### Record excerpts
☆ ☆ ☆ ☆
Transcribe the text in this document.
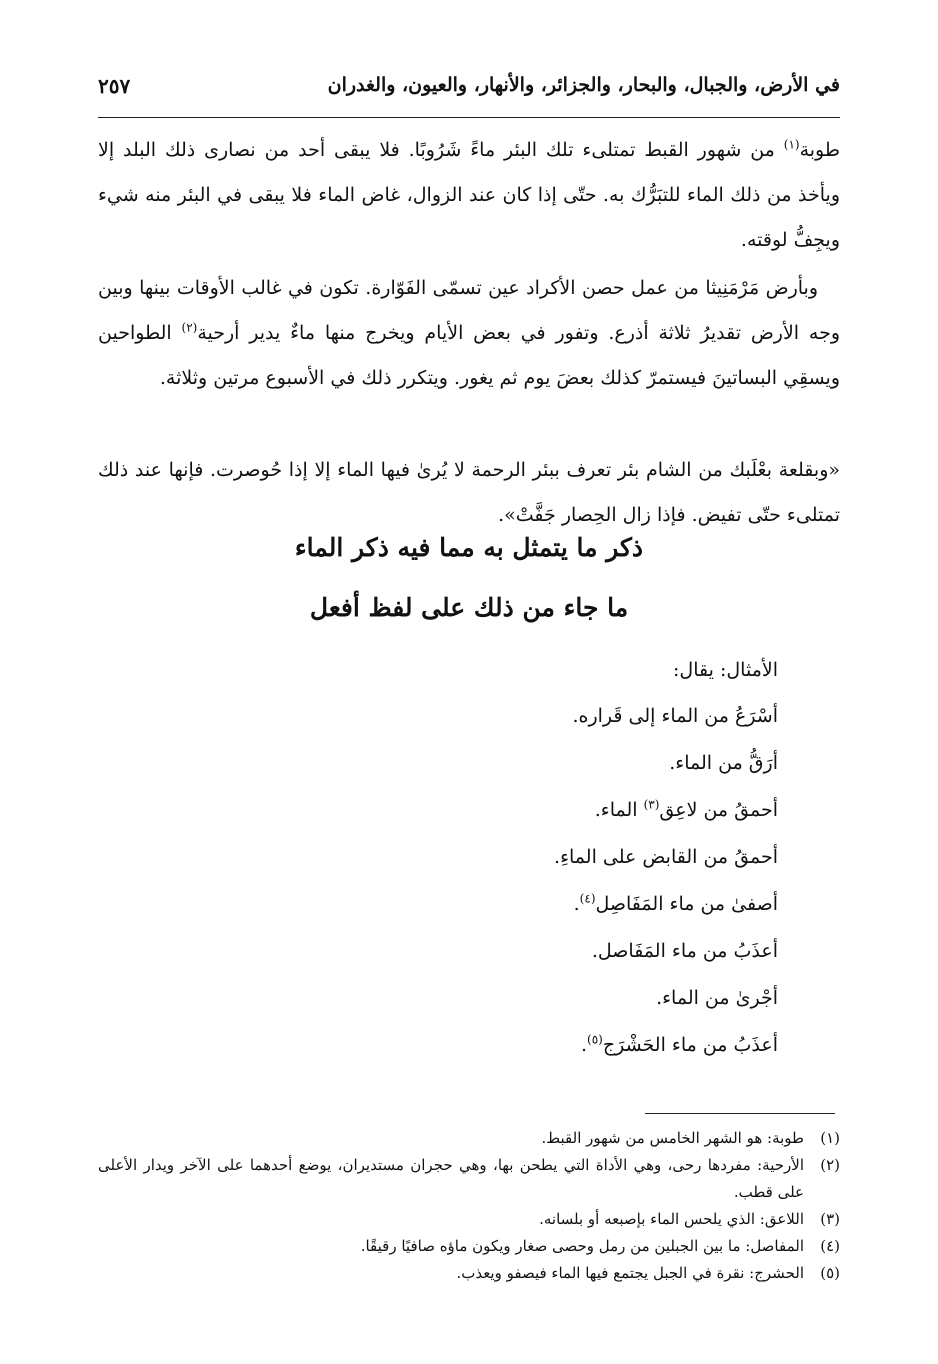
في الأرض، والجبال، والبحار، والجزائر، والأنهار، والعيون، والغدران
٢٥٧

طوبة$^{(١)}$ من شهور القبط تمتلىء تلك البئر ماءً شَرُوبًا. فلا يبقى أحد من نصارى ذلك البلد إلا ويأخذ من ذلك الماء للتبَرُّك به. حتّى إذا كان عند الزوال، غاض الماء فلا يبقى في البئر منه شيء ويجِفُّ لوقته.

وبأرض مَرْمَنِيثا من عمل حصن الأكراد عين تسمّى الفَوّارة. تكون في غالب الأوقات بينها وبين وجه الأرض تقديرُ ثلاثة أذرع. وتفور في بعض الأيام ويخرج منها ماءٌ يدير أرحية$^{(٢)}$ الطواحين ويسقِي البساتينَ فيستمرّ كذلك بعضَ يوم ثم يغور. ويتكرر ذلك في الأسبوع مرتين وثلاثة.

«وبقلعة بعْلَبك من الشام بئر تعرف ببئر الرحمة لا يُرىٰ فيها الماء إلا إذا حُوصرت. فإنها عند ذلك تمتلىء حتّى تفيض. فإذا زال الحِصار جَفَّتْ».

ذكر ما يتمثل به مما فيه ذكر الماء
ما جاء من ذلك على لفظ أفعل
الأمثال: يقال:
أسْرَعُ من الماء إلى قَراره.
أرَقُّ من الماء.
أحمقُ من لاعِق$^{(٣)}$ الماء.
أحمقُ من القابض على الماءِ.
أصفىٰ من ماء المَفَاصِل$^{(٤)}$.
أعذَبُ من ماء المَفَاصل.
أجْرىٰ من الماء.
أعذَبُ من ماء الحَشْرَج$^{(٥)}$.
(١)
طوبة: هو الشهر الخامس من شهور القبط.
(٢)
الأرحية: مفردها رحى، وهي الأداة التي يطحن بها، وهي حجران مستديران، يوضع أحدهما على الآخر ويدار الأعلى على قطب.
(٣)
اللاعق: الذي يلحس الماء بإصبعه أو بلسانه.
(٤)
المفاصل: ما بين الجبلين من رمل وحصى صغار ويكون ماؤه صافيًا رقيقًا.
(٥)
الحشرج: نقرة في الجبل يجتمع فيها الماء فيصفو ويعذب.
☆ ☆ ☆ ☆
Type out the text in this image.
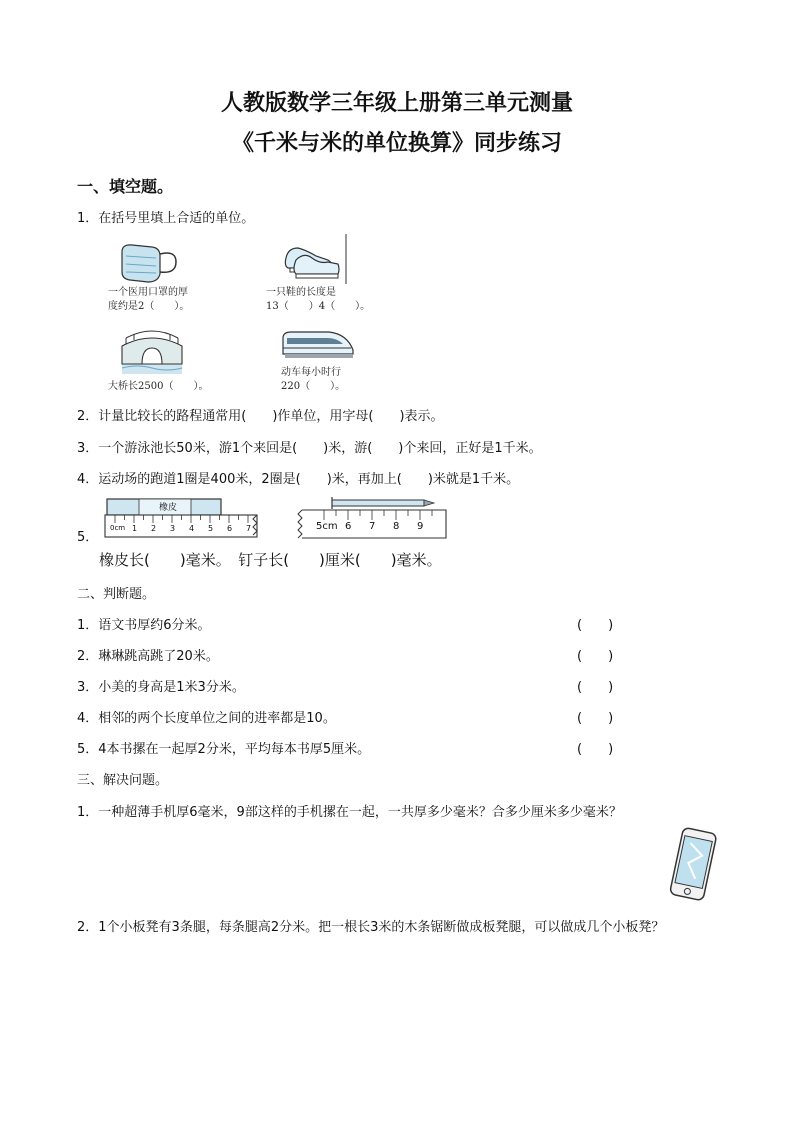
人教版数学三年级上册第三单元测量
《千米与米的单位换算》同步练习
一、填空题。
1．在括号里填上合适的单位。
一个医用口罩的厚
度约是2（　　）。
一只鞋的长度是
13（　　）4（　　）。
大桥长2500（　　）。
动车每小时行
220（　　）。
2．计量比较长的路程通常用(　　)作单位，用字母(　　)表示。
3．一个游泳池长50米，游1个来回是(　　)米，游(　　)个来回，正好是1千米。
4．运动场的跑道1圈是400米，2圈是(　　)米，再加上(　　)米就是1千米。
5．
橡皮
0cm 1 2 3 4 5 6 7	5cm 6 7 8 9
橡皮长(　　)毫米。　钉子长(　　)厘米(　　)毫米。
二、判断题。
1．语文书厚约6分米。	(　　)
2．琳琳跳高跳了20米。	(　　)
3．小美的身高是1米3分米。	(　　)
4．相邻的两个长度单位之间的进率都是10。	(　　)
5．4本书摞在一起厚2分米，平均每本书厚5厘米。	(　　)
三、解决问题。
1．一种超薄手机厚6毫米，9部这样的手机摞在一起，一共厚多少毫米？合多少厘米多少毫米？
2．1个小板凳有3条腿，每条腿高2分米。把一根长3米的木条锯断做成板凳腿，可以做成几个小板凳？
☆ ☆ ☆ ☆
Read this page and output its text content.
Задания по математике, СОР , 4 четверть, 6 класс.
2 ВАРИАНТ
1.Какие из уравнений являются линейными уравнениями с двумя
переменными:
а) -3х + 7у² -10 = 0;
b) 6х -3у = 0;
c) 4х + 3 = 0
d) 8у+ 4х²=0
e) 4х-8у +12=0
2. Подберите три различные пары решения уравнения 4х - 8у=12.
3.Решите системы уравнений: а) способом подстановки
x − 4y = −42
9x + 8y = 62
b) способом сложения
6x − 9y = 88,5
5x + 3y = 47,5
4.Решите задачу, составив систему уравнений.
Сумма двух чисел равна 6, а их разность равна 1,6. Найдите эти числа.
☆ ☆ ☆ ☆
### Stated task
Tell how many lines of the data include the word "القبط", and nothing else.

### Answer to the problem
2